WORK TO COMPLETE - In the entries that follow, find the word "xlabel" and report each line it is on.

-- Start --

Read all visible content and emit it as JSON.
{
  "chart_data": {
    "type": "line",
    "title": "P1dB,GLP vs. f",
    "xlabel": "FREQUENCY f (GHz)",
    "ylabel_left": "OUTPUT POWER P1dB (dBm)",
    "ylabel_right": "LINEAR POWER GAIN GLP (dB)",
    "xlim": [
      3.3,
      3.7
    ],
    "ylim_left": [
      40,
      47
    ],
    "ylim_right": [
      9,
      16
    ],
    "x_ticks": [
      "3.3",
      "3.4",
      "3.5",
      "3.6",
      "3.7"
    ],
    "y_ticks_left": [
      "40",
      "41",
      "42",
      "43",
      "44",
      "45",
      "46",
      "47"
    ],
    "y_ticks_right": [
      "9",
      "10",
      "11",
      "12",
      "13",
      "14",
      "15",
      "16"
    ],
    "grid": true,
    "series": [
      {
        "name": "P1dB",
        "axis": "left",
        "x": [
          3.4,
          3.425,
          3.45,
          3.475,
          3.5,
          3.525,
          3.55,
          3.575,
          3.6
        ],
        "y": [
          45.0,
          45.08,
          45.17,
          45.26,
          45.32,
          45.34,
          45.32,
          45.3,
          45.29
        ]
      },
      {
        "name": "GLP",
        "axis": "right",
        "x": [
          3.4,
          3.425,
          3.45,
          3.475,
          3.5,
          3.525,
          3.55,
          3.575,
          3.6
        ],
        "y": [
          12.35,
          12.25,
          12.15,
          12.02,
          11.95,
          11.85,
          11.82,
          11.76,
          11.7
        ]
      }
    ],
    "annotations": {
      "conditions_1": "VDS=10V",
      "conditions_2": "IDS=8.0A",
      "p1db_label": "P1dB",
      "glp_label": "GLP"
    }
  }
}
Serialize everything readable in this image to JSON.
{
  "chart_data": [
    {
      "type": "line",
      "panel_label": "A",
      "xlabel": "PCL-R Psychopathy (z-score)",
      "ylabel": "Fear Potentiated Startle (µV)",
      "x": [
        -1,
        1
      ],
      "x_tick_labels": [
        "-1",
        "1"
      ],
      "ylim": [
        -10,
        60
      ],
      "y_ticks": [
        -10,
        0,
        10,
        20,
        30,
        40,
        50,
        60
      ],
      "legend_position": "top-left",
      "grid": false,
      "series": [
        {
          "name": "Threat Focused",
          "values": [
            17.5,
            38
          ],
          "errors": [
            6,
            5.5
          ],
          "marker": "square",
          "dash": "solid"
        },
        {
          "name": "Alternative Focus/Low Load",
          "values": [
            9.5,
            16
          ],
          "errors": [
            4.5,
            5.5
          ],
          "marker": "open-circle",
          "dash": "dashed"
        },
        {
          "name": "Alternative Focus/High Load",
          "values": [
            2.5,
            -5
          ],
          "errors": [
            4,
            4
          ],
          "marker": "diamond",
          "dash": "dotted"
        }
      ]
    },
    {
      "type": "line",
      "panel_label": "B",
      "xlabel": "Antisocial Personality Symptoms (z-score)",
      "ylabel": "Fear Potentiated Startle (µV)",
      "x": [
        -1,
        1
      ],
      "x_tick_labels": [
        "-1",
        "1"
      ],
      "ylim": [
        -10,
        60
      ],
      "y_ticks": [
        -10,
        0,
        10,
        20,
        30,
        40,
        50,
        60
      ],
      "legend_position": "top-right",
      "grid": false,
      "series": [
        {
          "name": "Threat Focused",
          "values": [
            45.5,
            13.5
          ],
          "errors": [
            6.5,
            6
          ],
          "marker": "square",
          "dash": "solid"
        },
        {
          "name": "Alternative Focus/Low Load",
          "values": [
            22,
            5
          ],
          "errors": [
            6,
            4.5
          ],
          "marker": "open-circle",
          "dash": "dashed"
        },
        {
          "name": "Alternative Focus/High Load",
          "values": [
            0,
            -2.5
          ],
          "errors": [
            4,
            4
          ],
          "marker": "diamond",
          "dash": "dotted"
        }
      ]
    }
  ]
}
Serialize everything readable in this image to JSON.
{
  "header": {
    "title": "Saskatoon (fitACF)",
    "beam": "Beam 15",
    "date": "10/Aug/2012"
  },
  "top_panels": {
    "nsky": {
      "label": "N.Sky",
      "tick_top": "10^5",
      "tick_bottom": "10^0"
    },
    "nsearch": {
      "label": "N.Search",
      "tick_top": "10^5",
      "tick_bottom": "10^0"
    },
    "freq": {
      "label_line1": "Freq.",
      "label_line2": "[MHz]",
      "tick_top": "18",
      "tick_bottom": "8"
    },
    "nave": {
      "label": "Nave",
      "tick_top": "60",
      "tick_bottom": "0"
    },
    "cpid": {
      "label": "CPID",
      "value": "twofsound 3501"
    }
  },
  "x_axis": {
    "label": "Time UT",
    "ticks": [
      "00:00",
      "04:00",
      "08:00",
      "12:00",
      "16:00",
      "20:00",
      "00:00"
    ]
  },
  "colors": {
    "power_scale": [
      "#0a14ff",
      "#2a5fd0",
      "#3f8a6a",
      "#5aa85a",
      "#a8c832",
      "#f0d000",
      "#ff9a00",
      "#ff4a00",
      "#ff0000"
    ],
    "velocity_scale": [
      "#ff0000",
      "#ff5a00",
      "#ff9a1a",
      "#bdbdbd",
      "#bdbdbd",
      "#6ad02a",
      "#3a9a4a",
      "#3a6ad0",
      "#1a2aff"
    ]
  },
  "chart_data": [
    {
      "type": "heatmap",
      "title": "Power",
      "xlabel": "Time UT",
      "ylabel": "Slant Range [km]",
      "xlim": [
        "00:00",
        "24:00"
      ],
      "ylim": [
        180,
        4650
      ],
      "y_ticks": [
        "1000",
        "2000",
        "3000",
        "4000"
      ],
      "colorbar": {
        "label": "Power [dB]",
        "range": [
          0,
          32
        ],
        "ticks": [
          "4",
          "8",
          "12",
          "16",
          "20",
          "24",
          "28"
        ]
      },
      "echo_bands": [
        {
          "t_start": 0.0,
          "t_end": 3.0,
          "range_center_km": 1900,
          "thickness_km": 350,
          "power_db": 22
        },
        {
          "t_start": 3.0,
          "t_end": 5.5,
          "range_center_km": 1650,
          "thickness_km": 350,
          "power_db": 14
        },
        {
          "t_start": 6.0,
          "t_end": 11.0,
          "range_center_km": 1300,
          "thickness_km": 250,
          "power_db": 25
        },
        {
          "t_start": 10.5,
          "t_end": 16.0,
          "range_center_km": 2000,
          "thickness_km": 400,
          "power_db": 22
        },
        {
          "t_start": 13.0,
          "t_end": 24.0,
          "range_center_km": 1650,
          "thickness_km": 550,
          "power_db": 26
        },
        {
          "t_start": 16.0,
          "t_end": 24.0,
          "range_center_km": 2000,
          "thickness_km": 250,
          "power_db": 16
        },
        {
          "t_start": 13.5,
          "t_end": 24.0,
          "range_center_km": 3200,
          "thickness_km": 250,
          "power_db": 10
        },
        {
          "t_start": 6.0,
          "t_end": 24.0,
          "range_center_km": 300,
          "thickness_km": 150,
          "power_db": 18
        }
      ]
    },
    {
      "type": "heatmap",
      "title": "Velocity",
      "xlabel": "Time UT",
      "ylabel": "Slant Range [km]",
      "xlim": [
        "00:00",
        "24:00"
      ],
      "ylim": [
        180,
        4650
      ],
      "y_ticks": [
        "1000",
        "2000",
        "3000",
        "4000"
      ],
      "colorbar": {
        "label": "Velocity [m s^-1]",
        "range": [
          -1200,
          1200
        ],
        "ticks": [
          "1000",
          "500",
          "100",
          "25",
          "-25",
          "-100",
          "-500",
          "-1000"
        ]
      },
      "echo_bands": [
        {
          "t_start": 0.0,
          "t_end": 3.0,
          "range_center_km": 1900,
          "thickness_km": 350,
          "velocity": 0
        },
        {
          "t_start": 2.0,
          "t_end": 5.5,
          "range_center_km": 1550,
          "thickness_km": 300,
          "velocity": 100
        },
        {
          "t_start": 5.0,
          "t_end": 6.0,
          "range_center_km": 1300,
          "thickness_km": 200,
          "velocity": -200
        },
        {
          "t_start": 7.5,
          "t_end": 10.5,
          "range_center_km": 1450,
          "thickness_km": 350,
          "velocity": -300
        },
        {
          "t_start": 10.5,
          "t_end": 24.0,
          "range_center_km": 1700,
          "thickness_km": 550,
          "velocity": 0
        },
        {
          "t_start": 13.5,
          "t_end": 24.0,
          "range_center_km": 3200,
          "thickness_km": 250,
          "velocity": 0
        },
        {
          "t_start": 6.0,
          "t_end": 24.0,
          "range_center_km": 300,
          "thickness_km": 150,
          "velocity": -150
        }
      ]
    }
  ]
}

-- End --

ANSWER TO THIS PROBLEM -
    "xlabel": "FREQUENCY f (GHz)",
      "xlabel": "PCL-R Psychopathy (z-score)",
      "xlabel": "Antisocial Personality Symptoms (z-score)",
      "xlabel": "Time UT",
      "xlabel": "Time UT",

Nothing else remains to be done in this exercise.